→ Goal of the exercise
Copy out the stretch of the listing from its first line through the line containing "split-editor-icon[interactable]: ▥ <box>2527", both included, without changing anything.

(Box annotation data)
--*--

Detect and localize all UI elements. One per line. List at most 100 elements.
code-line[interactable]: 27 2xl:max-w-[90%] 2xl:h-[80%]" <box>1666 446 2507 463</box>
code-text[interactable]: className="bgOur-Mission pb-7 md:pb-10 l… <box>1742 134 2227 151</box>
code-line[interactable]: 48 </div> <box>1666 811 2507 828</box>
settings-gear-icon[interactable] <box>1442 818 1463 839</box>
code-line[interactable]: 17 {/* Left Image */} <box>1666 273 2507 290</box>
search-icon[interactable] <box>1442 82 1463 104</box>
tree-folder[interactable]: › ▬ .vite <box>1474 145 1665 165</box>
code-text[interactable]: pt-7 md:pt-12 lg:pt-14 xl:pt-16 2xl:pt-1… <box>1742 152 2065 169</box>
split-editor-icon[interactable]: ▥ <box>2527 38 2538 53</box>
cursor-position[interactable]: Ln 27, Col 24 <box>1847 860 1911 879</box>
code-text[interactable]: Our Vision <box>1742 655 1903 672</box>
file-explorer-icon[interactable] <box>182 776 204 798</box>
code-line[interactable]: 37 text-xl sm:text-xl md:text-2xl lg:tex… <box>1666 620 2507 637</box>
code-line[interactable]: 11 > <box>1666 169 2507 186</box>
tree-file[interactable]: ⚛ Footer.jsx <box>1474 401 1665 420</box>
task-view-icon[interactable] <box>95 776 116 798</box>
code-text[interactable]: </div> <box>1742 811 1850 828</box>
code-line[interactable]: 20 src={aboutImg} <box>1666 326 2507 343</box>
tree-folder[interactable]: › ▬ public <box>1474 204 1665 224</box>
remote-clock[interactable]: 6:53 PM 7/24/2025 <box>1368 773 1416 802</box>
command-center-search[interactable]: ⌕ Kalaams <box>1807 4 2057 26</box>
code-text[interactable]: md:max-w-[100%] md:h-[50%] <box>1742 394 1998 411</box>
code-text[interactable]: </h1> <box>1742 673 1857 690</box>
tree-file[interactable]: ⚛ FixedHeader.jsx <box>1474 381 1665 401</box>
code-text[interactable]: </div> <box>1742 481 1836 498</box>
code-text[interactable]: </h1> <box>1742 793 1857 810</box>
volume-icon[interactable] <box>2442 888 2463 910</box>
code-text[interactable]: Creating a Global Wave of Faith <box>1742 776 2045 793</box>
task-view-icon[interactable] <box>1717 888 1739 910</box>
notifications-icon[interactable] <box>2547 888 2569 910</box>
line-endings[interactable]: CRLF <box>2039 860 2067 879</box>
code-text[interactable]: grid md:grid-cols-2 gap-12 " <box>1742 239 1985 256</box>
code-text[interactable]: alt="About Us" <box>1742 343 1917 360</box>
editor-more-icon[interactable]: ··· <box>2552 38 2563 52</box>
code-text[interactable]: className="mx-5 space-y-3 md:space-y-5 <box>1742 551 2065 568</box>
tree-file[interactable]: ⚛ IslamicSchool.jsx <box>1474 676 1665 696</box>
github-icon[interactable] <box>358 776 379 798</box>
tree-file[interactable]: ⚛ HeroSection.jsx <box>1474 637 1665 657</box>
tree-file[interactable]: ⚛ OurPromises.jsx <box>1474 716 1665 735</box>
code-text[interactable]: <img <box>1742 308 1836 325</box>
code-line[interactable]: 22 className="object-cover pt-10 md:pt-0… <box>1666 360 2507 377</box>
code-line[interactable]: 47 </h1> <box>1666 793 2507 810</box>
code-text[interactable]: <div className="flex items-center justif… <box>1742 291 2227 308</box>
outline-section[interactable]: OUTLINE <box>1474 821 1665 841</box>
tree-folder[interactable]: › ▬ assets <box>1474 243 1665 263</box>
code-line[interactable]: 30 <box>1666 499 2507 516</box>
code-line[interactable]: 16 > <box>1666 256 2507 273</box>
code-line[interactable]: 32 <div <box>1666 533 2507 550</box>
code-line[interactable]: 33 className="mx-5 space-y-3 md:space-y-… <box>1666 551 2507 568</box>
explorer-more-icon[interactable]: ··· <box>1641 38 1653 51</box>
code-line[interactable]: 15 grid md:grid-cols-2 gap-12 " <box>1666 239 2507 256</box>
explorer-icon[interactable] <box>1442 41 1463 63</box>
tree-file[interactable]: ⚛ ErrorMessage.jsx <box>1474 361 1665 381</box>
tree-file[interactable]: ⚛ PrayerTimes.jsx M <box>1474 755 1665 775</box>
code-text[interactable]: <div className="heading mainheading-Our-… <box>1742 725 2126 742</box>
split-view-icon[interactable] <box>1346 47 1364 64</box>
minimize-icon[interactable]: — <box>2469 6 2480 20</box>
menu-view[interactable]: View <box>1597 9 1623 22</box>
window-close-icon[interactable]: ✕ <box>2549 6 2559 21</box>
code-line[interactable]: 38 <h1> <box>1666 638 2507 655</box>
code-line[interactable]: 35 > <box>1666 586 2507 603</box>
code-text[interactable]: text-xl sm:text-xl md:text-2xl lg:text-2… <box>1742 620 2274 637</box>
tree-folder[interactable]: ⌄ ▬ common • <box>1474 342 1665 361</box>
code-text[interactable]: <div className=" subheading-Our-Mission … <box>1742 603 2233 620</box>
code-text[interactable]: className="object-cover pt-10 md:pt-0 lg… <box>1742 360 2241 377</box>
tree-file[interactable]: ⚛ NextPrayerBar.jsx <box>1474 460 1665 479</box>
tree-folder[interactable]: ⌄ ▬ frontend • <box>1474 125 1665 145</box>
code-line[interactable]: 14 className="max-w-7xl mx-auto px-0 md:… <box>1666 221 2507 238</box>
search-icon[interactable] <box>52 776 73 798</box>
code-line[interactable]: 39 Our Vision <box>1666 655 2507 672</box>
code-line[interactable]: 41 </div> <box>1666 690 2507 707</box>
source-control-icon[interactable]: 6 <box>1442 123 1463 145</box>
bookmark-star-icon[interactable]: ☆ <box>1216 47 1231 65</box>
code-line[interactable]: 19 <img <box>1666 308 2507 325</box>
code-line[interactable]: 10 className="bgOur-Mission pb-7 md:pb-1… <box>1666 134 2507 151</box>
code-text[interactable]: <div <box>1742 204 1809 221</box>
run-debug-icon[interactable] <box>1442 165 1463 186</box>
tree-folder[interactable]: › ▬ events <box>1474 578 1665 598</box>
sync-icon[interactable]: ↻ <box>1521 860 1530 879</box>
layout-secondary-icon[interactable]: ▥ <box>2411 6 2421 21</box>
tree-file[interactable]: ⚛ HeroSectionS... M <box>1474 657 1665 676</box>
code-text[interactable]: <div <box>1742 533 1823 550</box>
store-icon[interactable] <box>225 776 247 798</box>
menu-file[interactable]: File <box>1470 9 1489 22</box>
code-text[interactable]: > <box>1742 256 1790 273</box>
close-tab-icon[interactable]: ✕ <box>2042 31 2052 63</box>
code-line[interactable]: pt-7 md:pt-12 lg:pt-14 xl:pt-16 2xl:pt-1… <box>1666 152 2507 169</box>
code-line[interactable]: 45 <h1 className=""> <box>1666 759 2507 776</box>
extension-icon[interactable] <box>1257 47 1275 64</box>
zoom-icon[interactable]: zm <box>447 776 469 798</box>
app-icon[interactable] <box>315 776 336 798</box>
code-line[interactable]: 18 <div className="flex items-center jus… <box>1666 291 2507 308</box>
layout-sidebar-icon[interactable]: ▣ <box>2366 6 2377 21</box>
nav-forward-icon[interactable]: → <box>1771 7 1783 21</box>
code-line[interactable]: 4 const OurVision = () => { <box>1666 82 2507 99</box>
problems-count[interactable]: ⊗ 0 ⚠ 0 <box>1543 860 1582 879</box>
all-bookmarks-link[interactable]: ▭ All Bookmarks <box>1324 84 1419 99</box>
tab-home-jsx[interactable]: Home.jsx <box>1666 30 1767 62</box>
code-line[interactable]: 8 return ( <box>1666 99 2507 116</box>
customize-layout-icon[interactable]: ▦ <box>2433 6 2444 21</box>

--*--

→ Answer to the problem
Detect and localize all UI elements. One per line. List at most 100 elements.
code-line[interactable]: 27 2xl:max-w-[90%] 2xl:h-[80%]" <box>1666 446 2507 463</box>
code-text[interactable]: className="bgOur-Mission pb-7 md:pb-10 l… <box>1742 134 2227 151</box>
code-line[interactable]: 48 </div> <box>1666 811 2507 828</box>
settings-gear-icon[interactable] <box>1442 818 1463 839</box>
code-line[interactable]: 17 {/* Left Image */} <box>1666 273 2507 290</box>
search-icon[interactable] <box>1442 82 1463 104</box>
tree-folder[interactable]: › ▬ .vite <box>1474 145 1665 165</box>
code-text[interactable]: pt-7 md:pt-12 lg:pt-14 xl:pt-16 2xl:pt-1… <box>1742 152 2065 169</box>
split-editor-icon[interactable]: ▥ <box>2527 38 2538 53</box>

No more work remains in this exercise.